Collected data ->
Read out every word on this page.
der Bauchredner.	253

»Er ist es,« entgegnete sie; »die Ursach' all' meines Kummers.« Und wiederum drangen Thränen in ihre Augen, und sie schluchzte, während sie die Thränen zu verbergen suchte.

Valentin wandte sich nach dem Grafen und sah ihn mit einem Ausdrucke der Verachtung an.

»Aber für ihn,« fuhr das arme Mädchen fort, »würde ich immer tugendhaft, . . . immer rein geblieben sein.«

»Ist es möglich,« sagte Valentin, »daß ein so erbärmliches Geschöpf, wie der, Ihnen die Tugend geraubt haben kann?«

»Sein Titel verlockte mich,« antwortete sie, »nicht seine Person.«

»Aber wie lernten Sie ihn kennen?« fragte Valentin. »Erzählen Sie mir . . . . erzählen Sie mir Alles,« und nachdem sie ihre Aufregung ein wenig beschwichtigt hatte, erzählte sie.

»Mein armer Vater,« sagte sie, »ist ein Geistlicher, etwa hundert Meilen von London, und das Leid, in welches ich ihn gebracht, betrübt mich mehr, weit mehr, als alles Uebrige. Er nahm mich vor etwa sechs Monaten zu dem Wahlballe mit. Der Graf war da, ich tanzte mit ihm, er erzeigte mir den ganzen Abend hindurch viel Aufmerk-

Task brief -> Copy out each line of the data containing the string "Aber".

Solution for this exercise ->
»Aber für ihn,« fuhr das arme Mädchen fort, »würde ich immer tugendhaft, . . . immer rein geblieben sein.«
»Aber wie lernten Sie ihn kennen?« fragte Valentin. »Erzählen Sie mir . . . . erzählen Sie mir Alles,« und nachdem sie ihre Aufregung ein wenig beschwichtigt hatte, erzählte sie.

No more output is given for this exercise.